··· Excerpt to read
Illustrious-Foot-361 writes:

My husband and I have neen married for about a year. We have 2 kids. 15F Ella who is my daughter from a previous marriage, and 14F Anya who is his daughter.

We have 50/50 custody of both girls but the custody plan is in a way that each week we have one of the girls and we usually don't have them at the same time which I think is a good thing. Anya skipped a grade so she is in the same class as Ella.

A few days before Christmas Ella came back home crying. She told me that Anya and her friends have been making fun of her.

This is not the first time she has bullied my daughter. She mocked her for being fat (she is just a little overweight) and made fun of her for not having any friends.

When I heard the whole story of what happened I was so mad. My FIL has been planning a trip for the entire family, completely paid, and even though Anya wasn't supposed to be with us in that week, she was invited. I decided I don't want her to be anywhere around Ella.
······
··· Extracted data
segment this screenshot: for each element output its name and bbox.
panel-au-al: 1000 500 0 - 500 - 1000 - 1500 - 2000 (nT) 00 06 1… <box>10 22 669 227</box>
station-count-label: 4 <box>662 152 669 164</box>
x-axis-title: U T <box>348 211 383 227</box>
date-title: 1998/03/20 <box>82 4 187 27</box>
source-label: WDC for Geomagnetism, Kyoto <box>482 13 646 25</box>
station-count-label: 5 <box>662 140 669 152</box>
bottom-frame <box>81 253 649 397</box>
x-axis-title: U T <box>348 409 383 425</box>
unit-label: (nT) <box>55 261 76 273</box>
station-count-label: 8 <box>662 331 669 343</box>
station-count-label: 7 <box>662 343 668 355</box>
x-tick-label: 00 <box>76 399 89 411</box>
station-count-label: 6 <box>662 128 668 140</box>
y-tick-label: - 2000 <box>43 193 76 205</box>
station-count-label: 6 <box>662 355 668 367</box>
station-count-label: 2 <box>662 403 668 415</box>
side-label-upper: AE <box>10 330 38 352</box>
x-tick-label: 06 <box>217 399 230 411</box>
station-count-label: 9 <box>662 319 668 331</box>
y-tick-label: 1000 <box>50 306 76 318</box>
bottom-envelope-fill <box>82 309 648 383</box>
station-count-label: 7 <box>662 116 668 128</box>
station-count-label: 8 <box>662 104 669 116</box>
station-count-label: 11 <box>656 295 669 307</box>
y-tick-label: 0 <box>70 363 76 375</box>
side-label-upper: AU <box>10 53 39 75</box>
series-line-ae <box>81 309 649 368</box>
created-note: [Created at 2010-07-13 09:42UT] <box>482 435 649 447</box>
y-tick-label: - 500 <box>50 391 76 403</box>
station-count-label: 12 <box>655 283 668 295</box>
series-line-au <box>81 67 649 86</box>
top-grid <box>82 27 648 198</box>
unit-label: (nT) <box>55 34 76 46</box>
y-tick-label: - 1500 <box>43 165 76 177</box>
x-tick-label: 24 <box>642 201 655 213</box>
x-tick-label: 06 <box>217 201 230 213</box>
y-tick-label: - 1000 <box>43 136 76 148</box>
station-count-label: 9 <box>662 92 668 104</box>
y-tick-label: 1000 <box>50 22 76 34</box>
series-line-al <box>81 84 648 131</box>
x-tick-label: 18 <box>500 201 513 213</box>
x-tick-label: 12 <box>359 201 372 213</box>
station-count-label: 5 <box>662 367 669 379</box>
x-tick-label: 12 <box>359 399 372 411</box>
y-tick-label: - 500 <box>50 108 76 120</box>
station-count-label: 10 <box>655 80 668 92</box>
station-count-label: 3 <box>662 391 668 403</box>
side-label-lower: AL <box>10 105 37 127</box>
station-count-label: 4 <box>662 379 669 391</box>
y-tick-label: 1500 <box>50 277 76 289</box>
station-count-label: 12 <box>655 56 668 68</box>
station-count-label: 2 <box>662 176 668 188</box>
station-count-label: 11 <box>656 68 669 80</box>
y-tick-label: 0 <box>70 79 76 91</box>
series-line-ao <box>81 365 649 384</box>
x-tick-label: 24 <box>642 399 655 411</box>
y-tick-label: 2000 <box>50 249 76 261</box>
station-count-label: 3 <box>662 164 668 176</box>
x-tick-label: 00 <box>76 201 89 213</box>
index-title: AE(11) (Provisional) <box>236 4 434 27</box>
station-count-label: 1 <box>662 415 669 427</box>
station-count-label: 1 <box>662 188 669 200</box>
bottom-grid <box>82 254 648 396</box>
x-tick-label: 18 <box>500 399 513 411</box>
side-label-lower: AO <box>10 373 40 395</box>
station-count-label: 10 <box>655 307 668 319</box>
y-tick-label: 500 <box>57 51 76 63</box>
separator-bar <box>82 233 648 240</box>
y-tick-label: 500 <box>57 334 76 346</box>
······
> Task list
a: Can you reproduce the post about Ella and Anya, everything from "We have 50/50" down to "anywhere around Ella."?
b: Could you write the next part of the post about Ella and Anya, picking up after its last sentence?
These records have no connection to the post about Ella and Anya.

> The replies
a:
We have 50/50 custody of both girls but the custody plan is in a way that each week we have one of the girls and we usually don't have them at the same time which I think is a good thing. Anya skipped a grade so she is in the same class as Ella.

A few days before Christmas Ella came back home crying. She told me that Anya and her friends have been making fun of her.

This is not the first time she has bullied my daughter. She mocked her for being fat (she is just a little overweight) and made fun of her for not having any friends.

When I heard the whole story of what happened I was so mad. My FIL has been planning a trip for the entire family, completely paid, and even though Anya wasn't supposed to be with us in that week, she was invited. I decided I don't want her to be anywhere around Ella.

b:
I called FIL and explained everything to him and asked him to uninvite Anya. He basically told me that if we have a problem with his granddaughter then we can just skip the trip and didn't listen to anything else I said. I waited for my husband to come back home and told him everything. He said 'he'll handle it'.

I asked him if that means Anya is uninvited and he said no but he will find an appropriate punishment. I was fuming.

I made a Facebook post explaining what had happened and said if Anya is there then Ella and I will not be going.

My SIL messaged me and called me an a-hole and told me to delete my post and said I'm delusional if I think they'll uninvite their niece so that 2 strangers would join the trip.

We didn't go. I'm so angry that I'm still seeing red. Am I an a-hole for expecting them to uninvite her?

Who is the jerk here? Is it OP, Anya, the FIL, or someone else?

Reddit ruled YTA (you're the a-hole) and didn't hold back.

OldDominionSmoke says:

YTA…this isn’t your vacation, your FIL can invite who he wants and he’s inviting all of his grandchildren. Also, way to make it about you and put it on Facebook.

Alarmed_Jellyfish555 agrees:

It's so bizarre to me that OP thinks it's solely up to her to decide how Anya is punished. But absolutely baffling to me that she thinks she can dictate who someone else invites on their vacation.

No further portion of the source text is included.